Find and return each line containing "loss".

[Items from a data source]
◇ ◇ ◇ ◇ ◇ ◇ ◇

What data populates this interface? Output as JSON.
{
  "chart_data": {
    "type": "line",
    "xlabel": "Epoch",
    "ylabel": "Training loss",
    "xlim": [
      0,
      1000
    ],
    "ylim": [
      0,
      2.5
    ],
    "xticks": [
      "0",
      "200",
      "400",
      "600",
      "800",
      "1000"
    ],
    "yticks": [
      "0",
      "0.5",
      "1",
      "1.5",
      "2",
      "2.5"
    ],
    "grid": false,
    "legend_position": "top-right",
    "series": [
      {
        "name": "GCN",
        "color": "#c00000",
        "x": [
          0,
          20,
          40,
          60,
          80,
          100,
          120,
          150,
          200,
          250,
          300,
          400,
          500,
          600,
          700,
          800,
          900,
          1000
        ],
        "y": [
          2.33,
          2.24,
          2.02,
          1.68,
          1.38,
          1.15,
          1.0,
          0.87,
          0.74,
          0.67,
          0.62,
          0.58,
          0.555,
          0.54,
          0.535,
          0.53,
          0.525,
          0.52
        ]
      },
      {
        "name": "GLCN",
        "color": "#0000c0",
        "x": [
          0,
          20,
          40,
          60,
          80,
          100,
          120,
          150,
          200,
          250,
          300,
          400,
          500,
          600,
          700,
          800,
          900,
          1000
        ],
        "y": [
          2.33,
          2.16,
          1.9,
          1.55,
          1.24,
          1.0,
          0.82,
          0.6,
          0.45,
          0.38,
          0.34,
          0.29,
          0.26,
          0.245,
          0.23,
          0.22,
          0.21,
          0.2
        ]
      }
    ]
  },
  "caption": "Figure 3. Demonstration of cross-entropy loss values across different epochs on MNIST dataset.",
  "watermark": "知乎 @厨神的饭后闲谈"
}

◇ ◇ ◇ ◇ ◇ ◇ ◇

§ **Output of the task**
    "ylabel": "Training loss",
  "caption": "Figure 3. Demonstration of cross-entropy loss values across different epochs on MNIST dataset.",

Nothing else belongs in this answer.